**The data:**

+ + + +

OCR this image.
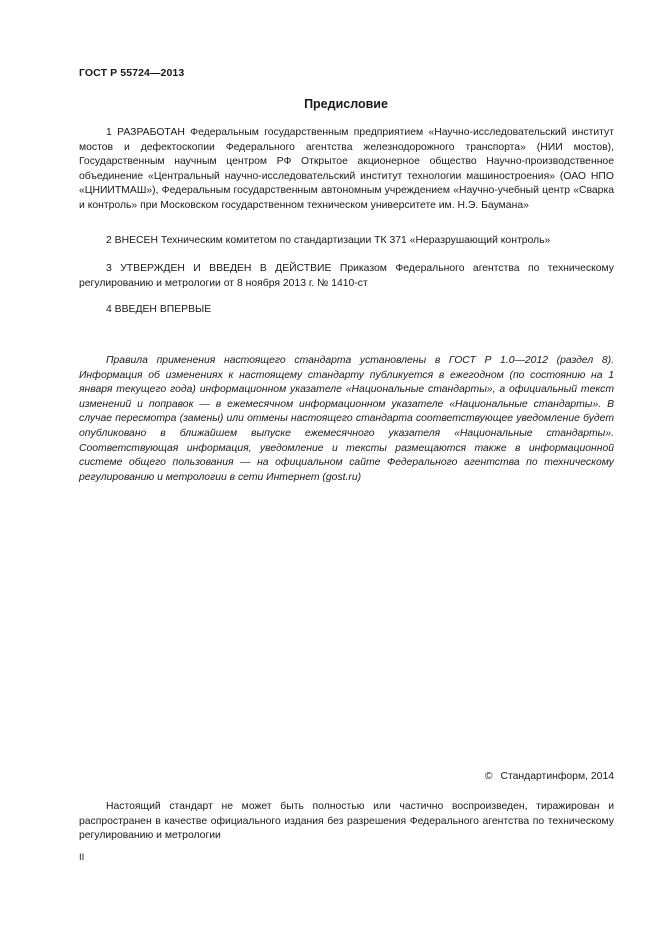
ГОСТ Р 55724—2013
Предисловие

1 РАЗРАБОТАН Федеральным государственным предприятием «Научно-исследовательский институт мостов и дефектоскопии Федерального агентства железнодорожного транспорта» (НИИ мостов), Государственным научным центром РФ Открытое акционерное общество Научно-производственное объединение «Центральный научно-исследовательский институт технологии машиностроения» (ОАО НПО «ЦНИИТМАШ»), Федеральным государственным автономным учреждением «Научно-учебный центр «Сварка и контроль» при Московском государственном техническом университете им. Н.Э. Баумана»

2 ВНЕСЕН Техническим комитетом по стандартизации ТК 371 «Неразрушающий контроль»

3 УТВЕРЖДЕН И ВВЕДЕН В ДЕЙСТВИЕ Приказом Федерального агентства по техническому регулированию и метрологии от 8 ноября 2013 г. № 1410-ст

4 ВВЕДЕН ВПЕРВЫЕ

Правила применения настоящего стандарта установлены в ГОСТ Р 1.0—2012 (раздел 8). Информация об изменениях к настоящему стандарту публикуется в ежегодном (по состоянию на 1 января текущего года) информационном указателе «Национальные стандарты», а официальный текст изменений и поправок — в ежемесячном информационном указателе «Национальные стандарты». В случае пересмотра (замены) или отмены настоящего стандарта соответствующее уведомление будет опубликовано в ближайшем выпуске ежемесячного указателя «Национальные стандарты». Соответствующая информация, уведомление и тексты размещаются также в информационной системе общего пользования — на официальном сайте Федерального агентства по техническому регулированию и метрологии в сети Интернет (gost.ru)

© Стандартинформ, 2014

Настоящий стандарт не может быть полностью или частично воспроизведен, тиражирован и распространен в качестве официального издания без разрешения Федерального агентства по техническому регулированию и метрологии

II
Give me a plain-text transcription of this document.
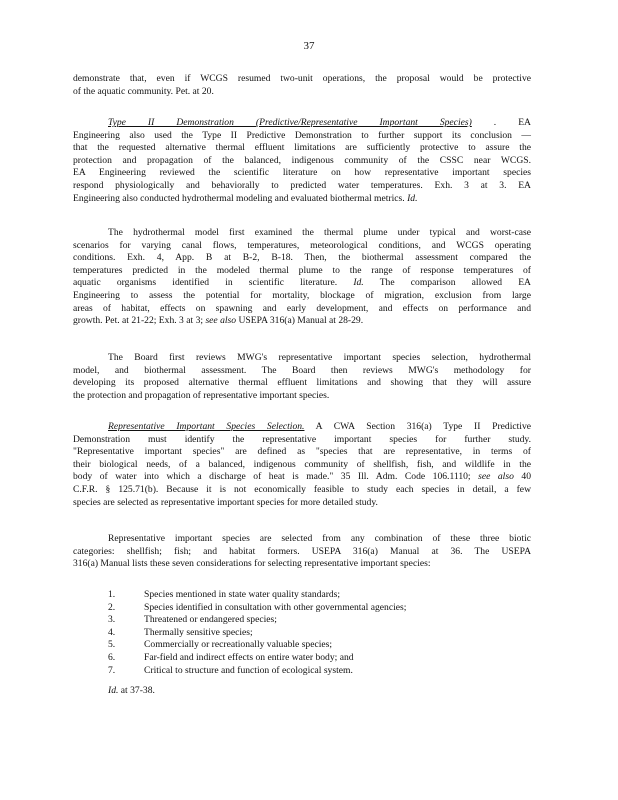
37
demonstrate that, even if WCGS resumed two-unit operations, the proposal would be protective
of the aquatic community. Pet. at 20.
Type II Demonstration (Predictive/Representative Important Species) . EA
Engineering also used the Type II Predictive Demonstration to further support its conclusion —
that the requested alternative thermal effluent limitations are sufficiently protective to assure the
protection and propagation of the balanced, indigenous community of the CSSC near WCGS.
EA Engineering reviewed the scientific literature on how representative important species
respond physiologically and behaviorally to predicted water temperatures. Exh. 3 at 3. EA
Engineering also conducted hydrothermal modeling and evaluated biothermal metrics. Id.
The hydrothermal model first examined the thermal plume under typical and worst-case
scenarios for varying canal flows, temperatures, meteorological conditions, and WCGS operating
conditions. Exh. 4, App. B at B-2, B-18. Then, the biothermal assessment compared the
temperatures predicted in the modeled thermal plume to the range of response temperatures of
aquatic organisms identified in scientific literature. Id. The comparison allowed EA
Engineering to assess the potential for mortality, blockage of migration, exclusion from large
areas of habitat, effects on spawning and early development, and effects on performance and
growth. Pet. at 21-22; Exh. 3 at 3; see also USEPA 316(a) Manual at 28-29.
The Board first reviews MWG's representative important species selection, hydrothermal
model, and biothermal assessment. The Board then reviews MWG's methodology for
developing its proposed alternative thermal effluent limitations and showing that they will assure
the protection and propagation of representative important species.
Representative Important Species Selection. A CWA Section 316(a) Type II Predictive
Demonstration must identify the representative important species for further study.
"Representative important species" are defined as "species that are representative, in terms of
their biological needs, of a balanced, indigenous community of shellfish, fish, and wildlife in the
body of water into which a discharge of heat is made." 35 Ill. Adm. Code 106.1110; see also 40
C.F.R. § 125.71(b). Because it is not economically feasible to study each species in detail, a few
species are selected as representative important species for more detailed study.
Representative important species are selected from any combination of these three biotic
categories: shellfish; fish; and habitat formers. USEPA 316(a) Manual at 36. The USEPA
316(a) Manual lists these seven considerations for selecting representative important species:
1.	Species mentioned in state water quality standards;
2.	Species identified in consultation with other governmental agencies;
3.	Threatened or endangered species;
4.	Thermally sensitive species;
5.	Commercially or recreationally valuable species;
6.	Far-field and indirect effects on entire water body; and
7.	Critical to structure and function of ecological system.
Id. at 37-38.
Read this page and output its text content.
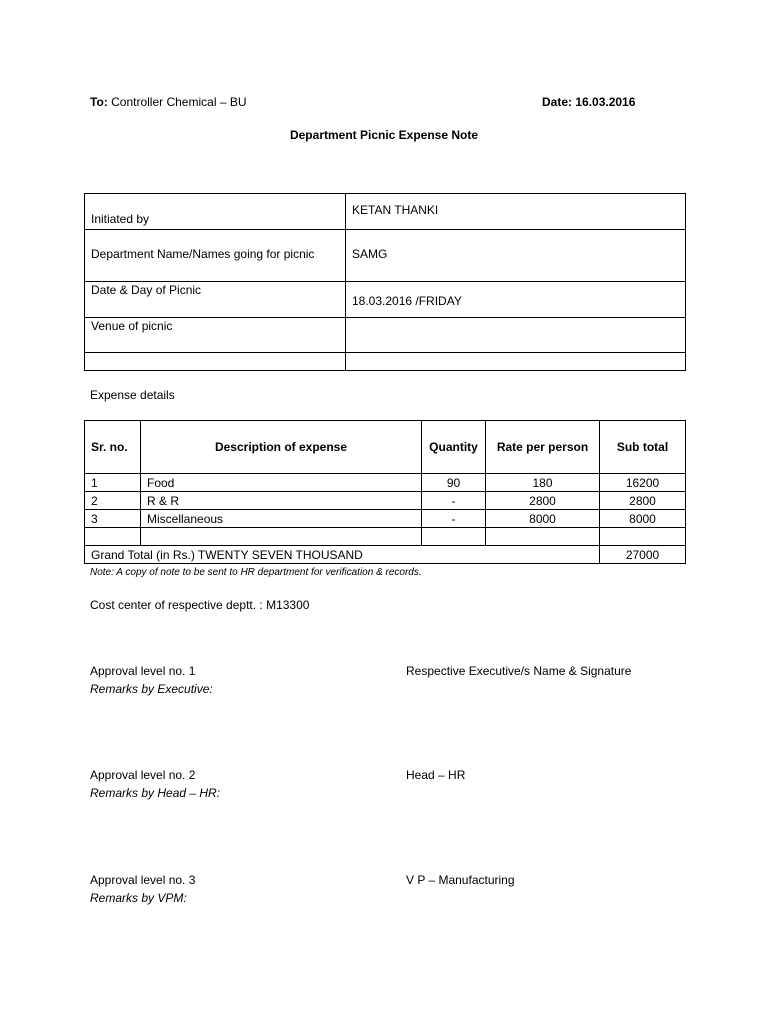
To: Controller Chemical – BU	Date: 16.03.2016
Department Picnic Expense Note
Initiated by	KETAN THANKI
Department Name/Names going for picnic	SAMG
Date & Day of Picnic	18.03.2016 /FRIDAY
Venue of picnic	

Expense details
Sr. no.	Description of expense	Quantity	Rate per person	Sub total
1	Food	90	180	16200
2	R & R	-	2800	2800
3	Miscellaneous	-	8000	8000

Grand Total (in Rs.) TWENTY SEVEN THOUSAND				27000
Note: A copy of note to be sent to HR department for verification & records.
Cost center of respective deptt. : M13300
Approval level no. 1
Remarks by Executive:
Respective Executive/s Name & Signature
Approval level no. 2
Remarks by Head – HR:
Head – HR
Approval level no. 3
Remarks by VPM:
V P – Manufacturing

+ + + +

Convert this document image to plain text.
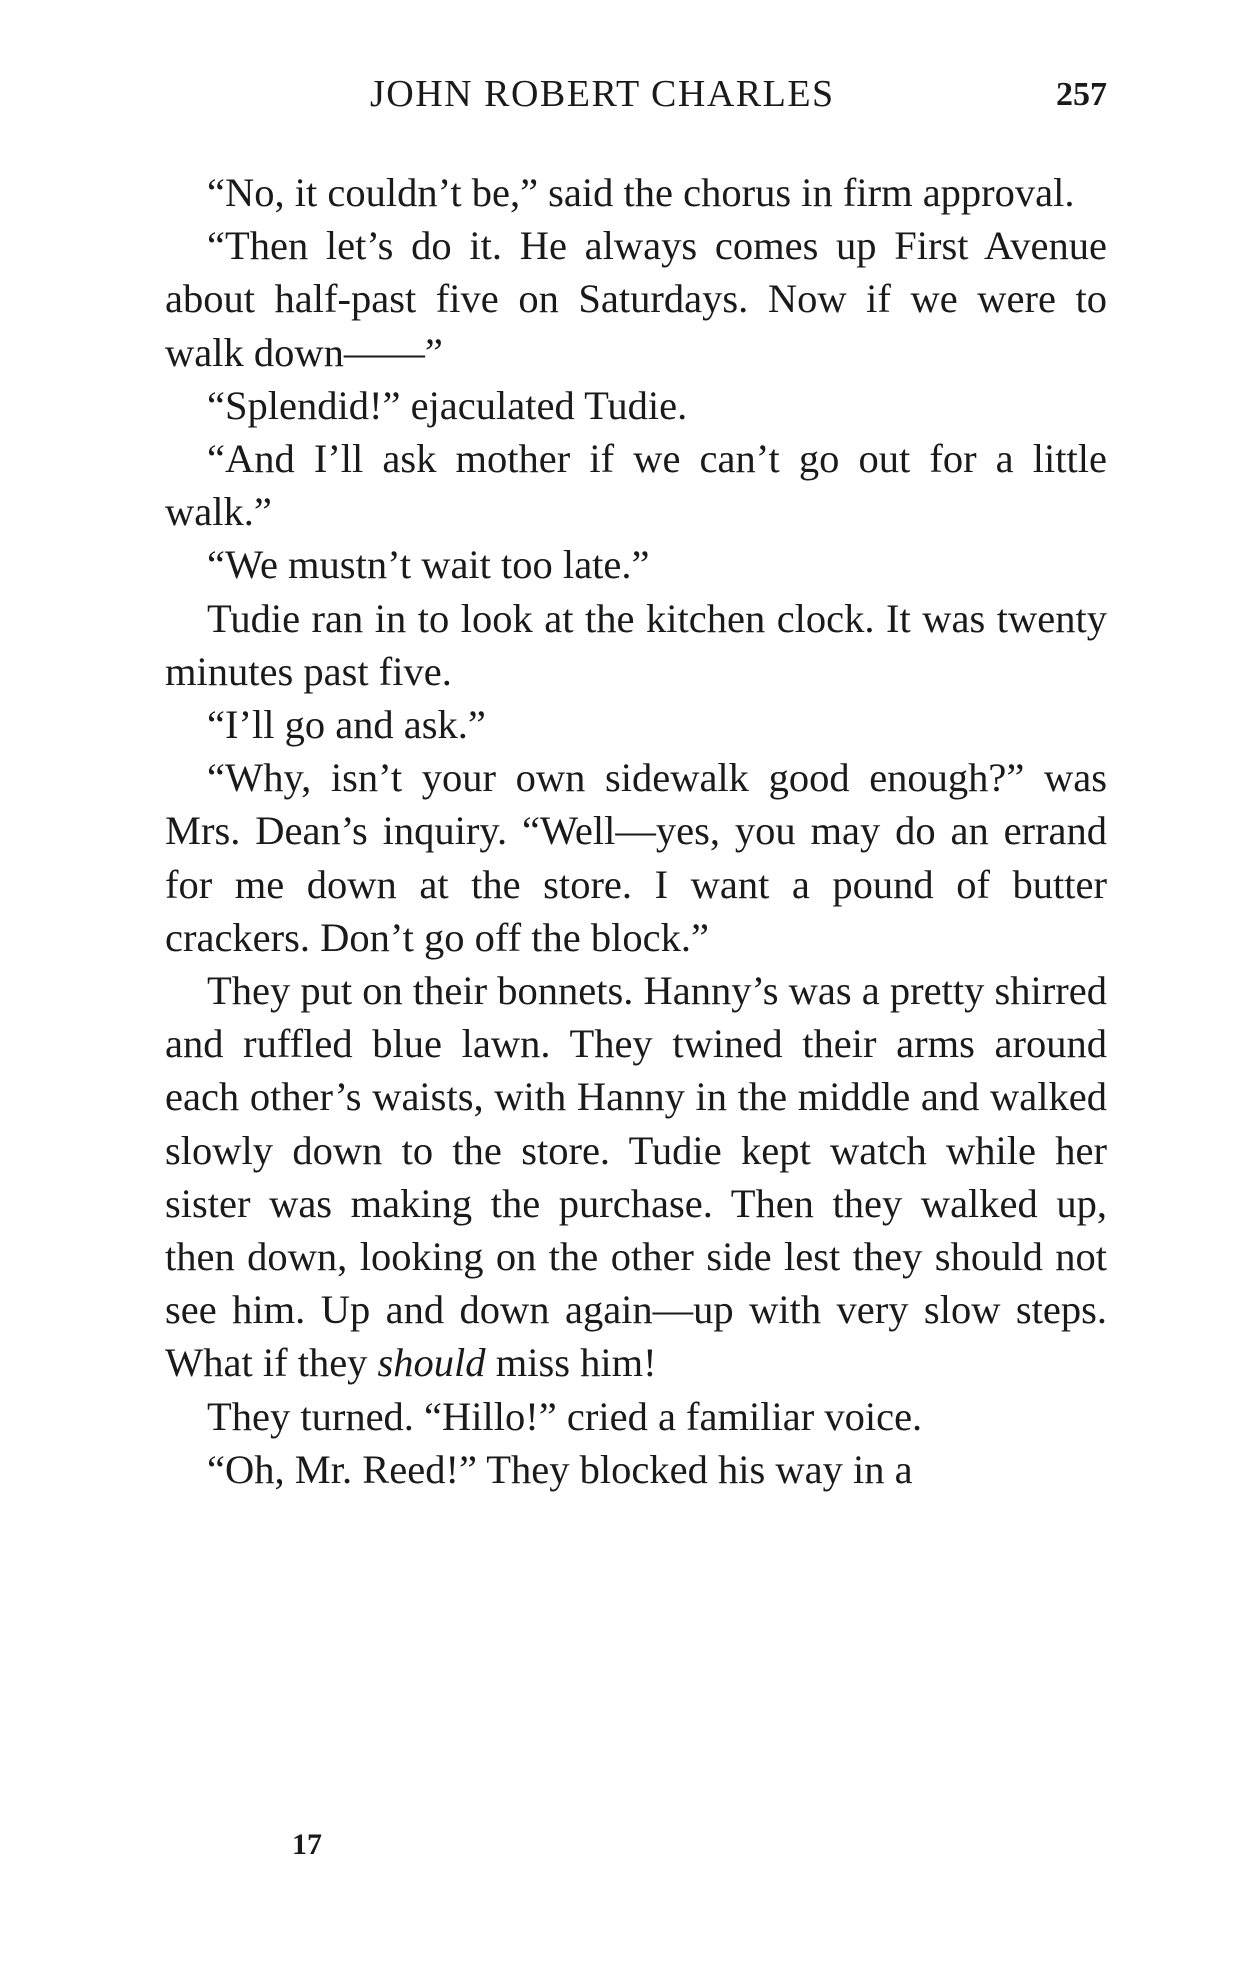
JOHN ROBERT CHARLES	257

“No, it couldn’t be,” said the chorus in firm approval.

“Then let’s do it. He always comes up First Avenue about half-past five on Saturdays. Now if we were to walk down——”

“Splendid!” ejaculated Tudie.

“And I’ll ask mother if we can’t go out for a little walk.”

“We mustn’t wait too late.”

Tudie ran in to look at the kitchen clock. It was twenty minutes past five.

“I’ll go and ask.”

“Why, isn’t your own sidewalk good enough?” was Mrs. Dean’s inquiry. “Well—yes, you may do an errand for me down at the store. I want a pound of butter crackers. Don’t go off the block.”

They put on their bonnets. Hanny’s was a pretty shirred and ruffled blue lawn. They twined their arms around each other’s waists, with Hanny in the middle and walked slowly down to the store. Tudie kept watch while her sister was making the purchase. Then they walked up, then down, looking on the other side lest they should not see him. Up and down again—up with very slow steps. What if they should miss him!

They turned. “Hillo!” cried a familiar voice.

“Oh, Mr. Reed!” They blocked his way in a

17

+ + + +

**The request:** Check the data for the word "also" and pull out the lines that have it.

**Finished task:**
Engineering also used the Type II Predictive Demonstration to further support its conclusion —
Engineering also conducted hydrothermal modeling and evaluated biothermal metrics. Id.
growth. Pet. at 21-22; Exh. 3 at 3; see also USEPA 316(a) Manual at 28-29.
body of water into which a discharge of heat is made." 35 Ill. Adm. Code 106.1110; see also 40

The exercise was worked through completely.